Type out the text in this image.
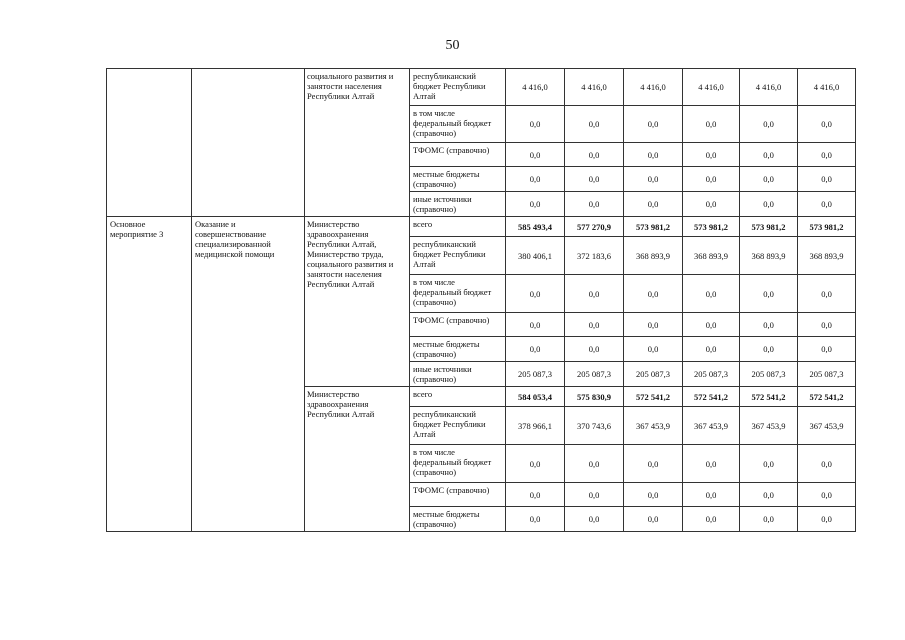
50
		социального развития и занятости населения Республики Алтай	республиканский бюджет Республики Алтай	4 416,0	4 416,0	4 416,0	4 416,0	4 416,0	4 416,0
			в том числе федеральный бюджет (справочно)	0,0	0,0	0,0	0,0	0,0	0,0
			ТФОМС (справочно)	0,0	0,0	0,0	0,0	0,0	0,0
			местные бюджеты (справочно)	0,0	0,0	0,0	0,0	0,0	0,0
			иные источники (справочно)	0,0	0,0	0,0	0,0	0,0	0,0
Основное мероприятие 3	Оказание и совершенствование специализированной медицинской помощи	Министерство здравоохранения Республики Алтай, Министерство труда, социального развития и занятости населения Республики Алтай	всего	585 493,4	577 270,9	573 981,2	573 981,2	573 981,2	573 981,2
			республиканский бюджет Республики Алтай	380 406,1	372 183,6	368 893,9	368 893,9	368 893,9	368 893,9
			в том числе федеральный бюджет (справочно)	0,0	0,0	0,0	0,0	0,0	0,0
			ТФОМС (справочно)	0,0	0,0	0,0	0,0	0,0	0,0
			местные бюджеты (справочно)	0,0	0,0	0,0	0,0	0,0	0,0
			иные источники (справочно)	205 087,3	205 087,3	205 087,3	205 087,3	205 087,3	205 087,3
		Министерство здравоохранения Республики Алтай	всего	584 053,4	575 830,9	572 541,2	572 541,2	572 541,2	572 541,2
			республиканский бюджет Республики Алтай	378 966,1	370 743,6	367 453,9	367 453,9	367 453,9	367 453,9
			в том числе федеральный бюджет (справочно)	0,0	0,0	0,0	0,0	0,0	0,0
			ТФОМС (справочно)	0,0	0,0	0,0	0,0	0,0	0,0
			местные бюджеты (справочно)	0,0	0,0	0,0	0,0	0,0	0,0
* * *
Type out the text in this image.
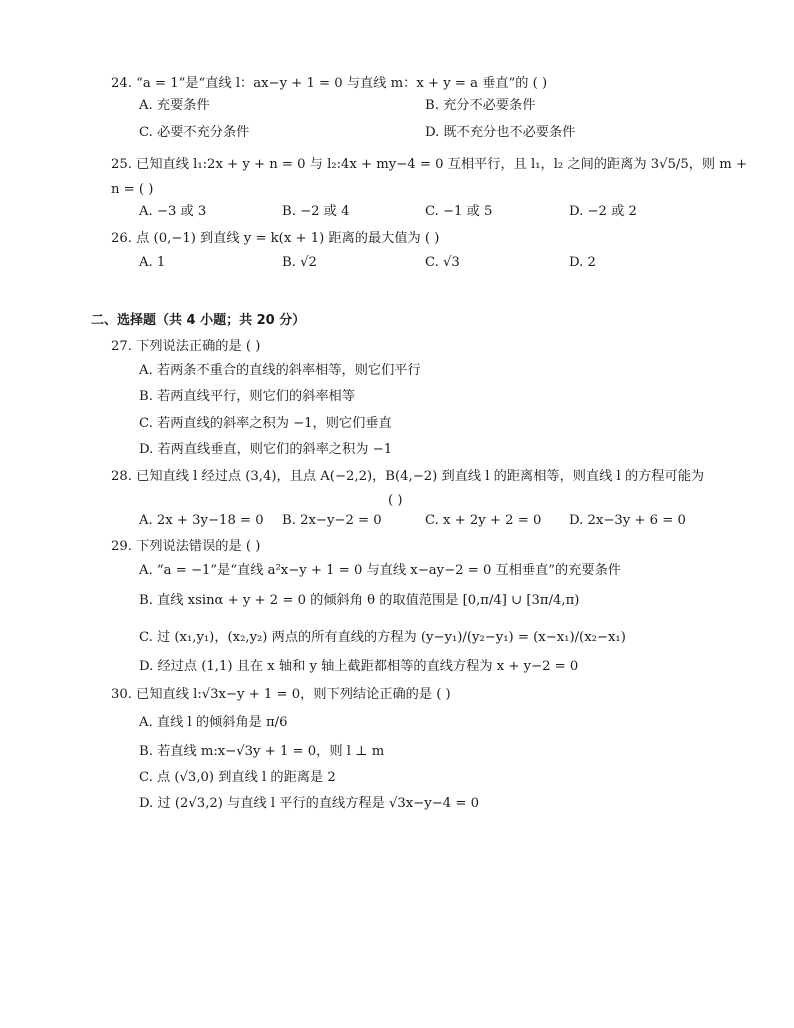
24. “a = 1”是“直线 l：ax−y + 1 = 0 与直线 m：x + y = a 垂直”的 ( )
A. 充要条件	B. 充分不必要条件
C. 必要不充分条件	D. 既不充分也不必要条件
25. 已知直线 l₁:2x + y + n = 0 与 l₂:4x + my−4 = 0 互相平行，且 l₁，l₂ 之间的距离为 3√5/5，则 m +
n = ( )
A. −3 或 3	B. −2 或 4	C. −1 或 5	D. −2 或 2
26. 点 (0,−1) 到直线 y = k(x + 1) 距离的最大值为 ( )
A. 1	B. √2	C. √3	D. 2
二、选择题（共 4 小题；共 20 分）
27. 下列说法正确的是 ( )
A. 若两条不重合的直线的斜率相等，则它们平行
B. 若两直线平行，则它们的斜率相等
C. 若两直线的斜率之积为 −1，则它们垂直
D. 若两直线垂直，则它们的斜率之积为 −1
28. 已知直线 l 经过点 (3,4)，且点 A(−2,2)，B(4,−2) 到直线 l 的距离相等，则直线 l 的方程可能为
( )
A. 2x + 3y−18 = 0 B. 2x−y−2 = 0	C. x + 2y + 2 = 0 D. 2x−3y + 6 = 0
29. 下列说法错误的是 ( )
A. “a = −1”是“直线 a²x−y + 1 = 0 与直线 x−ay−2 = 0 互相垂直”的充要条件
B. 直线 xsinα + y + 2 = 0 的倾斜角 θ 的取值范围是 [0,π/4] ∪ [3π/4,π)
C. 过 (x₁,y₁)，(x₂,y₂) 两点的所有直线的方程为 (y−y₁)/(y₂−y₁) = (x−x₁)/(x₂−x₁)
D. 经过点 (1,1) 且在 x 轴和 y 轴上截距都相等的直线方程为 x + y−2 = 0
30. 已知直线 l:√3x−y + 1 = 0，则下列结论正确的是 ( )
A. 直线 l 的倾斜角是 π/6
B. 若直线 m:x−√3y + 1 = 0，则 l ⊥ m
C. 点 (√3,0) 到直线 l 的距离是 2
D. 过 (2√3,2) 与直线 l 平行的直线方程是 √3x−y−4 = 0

▶ _Exercise description_
Some lines of the data above may hold the word "источники"; report how many do, and nothing else.

▶ _Full response_
2